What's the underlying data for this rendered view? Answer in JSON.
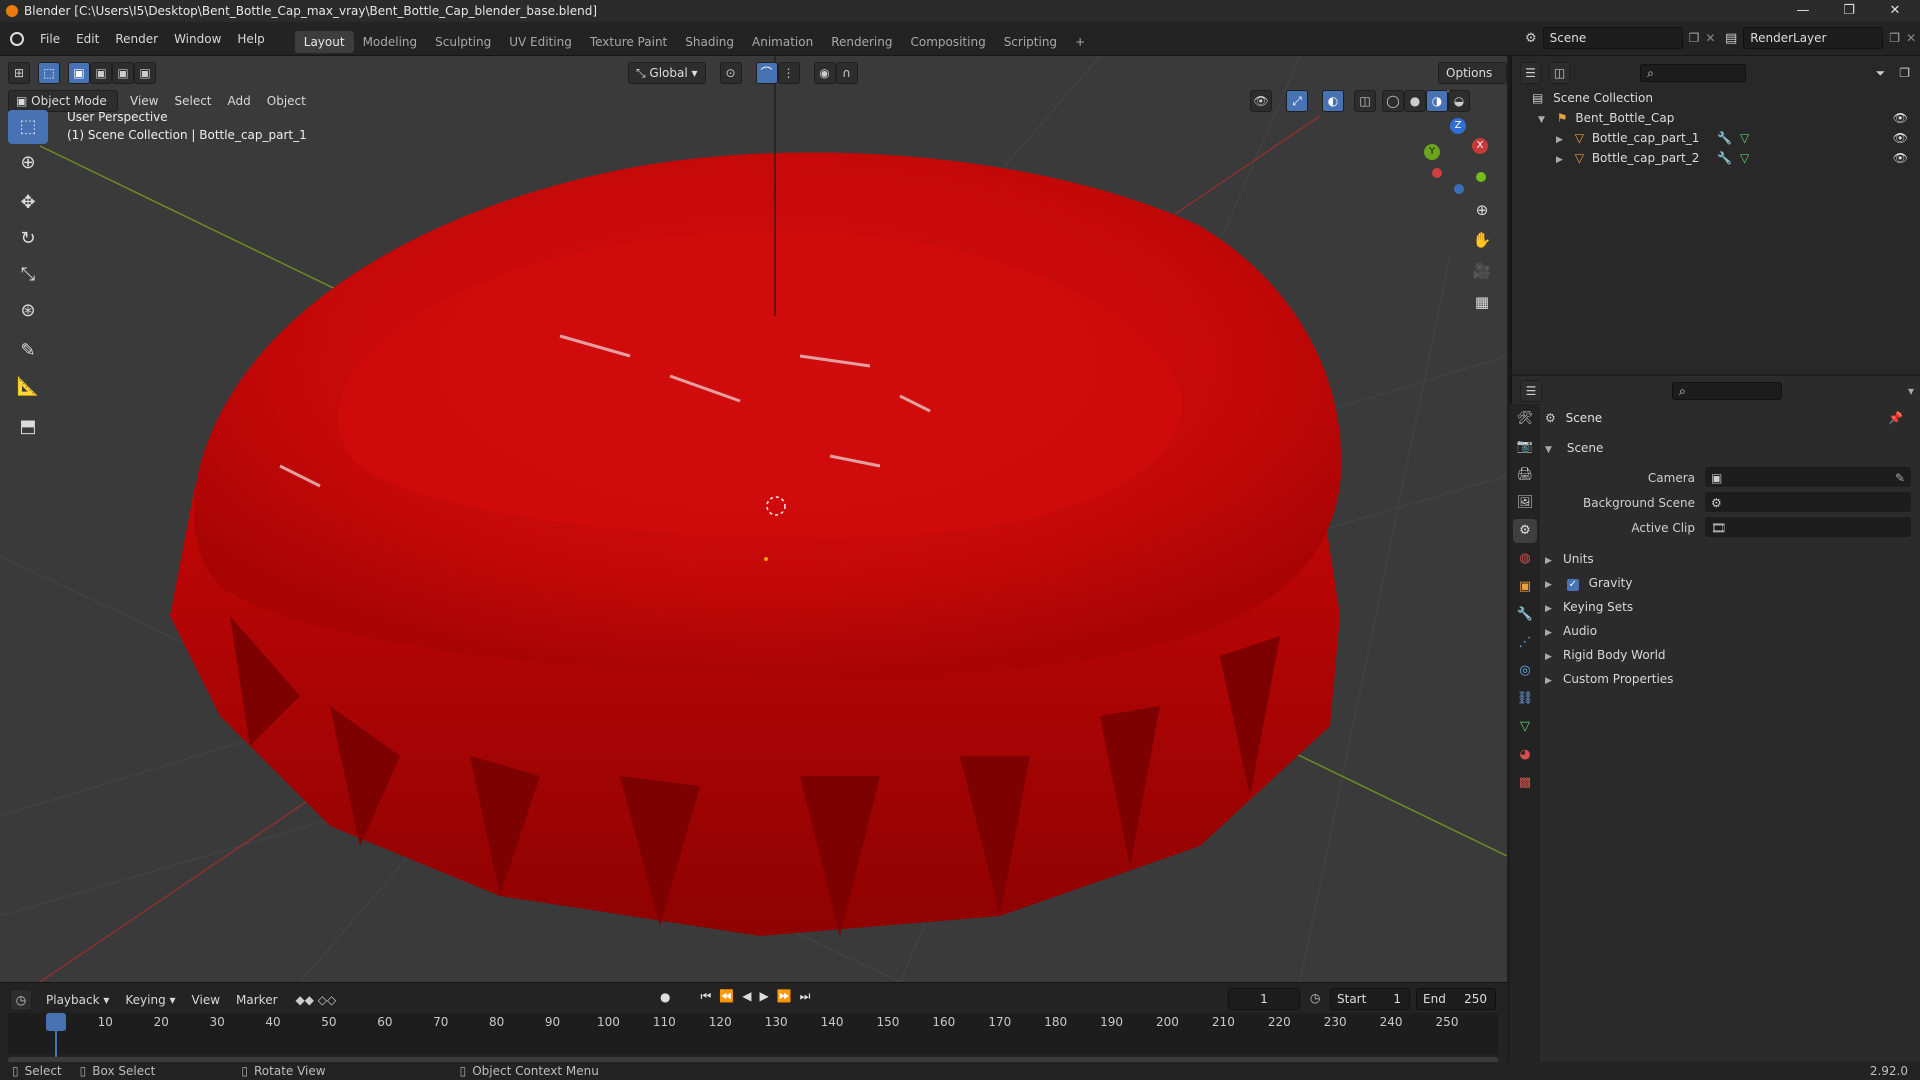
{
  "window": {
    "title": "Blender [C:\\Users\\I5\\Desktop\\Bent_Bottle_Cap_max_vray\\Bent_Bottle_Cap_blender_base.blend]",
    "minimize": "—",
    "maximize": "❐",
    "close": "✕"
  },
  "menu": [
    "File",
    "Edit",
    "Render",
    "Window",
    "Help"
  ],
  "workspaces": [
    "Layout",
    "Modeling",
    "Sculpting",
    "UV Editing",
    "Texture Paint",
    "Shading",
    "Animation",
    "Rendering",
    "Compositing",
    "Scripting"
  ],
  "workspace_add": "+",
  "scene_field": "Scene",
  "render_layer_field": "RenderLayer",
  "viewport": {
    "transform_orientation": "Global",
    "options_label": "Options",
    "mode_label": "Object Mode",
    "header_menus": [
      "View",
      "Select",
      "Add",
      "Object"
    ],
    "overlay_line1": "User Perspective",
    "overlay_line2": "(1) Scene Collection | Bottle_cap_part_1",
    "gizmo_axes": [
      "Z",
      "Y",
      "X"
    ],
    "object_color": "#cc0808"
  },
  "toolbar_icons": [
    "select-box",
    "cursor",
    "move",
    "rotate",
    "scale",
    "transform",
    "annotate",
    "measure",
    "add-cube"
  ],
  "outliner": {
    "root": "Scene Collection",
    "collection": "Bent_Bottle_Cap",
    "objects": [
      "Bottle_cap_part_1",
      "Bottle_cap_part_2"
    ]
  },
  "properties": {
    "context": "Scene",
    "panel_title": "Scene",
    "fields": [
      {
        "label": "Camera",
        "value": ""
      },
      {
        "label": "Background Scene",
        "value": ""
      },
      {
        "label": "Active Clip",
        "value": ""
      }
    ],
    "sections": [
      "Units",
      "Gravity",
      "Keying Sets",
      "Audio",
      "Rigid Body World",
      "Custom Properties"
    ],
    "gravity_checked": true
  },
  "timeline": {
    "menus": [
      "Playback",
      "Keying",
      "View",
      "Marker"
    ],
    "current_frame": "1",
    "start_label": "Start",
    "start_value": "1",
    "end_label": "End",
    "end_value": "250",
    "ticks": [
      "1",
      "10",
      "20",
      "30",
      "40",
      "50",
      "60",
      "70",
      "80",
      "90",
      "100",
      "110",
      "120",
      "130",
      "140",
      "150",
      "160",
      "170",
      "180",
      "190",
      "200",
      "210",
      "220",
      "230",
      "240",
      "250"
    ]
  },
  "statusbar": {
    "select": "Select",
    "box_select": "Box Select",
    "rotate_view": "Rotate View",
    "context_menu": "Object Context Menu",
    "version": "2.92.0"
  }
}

··········

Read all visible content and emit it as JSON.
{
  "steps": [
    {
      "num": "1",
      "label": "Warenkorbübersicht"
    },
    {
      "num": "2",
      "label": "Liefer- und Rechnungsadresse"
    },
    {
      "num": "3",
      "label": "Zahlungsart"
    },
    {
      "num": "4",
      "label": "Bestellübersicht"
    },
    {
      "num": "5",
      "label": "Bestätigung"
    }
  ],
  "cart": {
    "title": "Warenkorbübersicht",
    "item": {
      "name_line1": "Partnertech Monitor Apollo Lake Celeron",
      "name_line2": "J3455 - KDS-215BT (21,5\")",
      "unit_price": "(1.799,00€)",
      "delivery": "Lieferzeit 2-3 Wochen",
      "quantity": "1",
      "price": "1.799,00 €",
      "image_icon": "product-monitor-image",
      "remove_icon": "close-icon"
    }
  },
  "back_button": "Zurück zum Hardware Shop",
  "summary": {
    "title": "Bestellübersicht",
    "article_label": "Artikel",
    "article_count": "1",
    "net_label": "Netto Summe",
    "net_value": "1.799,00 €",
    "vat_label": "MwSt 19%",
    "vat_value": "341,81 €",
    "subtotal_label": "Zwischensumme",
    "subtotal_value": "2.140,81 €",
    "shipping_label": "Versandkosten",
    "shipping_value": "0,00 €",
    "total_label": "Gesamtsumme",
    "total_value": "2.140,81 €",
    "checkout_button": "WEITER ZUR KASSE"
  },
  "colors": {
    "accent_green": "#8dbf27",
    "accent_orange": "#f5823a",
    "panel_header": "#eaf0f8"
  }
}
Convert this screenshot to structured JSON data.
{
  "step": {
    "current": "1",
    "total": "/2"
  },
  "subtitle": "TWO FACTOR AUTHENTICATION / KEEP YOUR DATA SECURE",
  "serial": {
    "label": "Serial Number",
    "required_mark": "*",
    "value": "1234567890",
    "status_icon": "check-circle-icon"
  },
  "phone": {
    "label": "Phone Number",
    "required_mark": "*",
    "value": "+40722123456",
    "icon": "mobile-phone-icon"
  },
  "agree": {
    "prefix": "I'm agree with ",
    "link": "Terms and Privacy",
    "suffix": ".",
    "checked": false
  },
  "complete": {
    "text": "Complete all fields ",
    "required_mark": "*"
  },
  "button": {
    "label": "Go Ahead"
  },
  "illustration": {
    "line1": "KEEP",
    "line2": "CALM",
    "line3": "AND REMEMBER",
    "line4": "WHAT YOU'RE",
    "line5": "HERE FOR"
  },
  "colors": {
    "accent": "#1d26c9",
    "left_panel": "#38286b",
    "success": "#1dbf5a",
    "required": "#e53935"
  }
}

··········

List all lines from the entries that include the word "JSON".

What's the underlying data for this rendered view? Answer in JSON.
Read all visible content and emit it as JSON.
Convert this screenshot to structured JSON data.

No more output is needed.